▶ **Exercise input**:
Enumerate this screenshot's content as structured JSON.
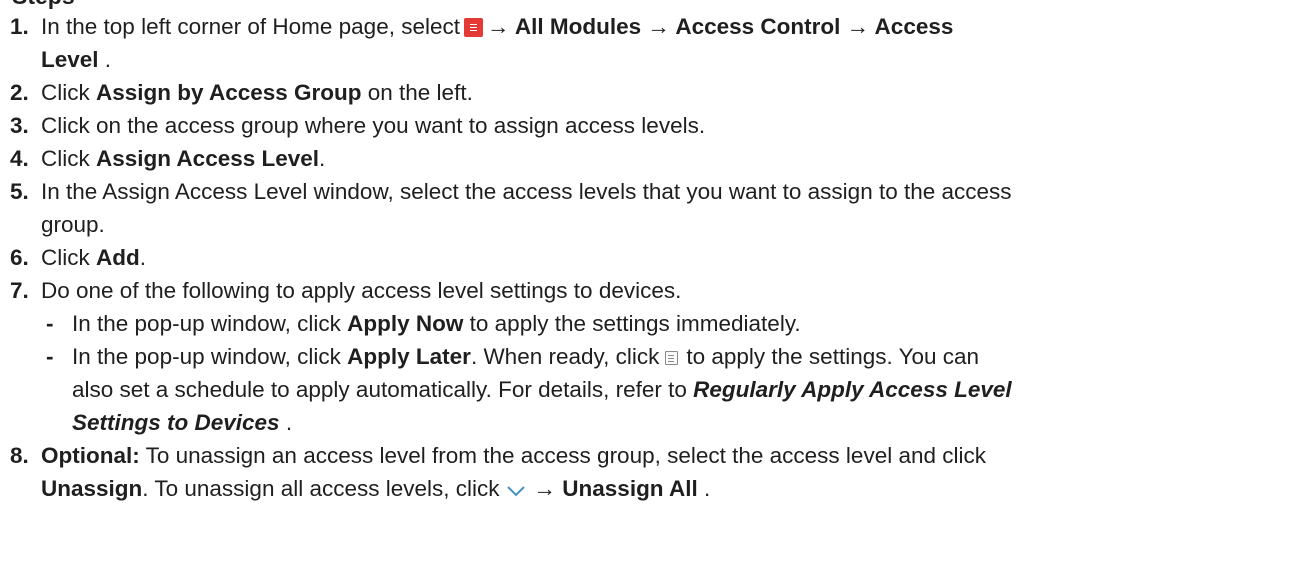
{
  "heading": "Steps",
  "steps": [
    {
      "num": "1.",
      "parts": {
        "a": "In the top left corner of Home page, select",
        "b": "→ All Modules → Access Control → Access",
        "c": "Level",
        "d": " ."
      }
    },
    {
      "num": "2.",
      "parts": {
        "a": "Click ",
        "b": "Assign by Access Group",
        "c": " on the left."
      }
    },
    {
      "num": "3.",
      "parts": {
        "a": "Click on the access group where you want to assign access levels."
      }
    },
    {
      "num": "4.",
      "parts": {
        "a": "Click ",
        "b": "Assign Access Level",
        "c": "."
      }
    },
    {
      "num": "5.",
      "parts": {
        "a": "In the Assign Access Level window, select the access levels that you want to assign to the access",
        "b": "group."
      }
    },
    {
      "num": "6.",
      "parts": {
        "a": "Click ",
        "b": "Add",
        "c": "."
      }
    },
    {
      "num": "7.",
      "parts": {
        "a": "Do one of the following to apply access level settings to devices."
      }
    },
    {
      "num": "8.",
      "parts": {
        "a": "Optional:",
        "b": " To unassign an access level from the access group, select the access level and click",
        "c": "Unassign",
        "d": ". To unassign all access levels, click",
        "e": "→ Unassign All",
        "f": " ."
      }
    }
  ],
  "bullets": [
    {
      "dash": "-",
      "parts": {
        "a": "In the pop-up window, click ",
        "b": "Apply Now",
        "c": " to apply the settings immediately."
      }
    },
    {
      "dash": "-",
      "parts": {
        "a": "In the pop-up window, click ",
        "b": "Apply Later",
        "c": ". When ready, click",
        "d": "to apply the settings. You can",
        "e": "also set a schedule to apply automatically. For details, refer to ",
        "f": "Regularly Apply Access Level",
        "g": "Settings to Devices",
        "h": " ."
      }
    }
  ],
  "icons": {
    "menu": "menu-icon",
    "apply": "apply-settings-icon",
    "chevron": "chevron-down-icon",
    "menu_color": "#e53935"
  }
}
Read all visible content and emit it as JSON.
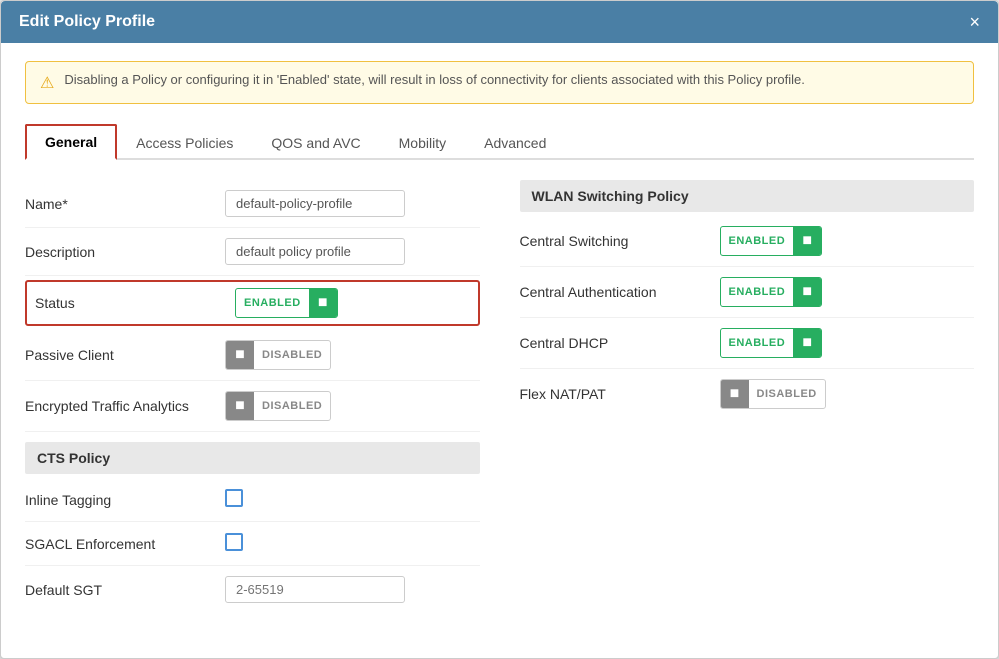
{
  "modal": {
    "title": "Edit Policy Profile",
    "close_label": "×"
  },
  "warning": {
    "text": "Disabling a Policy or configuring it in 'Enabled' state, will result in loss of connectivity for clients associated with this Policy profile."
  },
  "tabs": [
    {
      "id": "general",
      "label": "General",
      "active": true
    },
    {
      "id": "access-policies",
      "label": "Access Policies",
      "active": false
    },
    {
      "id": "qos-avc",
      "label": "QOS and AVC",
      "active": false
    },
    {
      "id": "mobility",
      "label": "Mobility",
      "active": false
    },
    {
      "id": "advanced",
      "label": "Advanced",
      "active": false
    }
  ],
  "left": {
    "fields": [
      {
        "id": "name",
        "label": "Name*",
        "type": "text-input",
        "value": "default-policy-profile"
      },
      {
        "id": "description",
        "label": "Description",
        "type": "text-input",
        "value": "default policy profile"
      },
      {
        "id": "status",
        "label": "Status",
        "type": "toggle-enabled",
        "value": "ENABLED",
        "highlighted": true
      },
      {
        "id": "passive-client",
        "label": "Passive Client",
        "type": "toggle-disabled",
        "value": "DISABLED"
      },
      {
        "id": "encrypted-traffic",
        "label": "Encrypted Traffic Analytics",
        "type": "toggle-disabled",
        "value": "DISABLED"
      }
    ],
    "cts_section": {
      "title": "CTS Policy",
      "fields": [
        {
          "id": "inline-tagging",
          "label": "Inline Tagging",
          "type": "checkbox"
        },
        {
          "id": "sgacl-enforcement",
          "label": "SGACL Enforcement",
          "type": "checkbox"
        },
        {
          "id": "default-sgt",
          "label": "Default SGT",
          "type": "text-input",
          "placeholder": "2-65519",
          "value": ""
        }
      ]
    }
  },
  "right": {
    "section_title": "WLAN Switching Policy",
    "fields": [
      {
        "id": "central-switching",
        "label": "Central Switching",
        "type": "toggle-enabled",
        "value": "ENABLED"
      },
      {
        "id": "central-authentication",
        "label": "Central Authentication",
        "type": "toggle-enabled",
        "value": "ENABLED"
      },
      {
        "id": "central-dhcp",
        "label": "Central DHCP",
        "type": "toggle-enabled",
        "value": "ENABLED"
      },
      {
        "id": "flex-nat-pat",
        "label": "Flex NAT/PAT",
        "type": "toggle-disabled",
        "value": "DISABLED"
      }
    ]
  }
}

▶ **Direction**: Pick out the lines above that hold the string "JSON" and show them.

▶ **Correct response**:
Enumerate this screenshot's content as structured JSON.
Read all visible content and emit it as JSON.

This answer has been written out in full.